[Instructions for the task]
As the answer, give a copy of each line below that includes the word "charge".

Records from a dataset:
Start of Block

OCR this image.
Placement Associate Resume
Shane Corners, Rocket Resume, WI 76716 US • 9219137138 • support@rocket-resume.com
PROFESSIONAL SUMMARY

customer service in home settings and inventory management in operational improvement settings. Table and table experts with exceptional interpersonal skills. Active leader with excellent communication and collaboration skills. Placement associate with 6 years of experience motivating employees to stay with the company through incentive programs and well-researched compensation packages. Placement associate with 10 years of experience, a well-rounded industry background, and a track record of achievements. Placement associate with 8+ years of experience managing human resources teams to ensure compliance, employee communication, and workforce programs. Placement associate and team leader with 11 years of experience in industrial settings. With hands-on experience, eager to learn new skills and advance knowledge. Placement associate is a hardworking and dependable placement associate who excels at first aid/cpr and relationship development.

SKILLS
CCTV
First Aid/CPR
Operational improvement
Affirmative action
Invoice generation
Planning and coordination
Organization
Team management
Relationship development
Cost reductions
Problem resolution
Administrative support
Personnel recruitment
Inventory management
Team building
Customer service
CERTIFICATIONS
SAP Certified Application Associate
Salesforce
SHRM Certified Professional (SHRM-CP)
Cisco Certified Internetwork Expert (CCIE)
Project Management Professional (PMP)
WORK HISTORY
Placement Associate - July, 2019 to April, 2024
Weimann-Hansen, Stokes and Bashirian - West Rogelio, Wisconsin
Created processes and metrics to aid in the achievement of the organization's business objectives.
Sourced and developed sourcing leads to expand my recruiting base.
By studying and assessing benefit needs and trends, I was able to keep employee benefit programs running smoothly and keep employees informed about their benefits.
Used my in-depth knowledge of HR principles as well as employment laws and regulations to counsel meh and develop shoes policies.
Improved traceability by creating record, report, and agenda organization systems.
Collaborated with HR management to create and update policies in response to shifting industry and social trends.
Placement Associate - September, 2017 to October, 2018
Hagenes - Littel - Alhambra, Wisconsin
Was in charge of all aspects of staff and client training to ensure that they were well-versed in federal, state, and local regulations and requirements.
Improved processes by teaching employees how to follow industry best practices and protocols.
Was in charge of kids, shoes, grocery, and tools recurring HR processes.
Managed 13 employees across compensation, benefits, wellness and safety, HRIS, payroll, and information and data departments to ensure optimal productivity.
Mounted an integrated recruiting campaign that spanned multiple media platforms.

End of Block

[Task result]
Was in charge of all aspects of staff and client training to ensure that they were well-versed in federal, state, and local regulations and requirements.
Was in charge of kids, shoes, grocery, and tools recurring HR processes.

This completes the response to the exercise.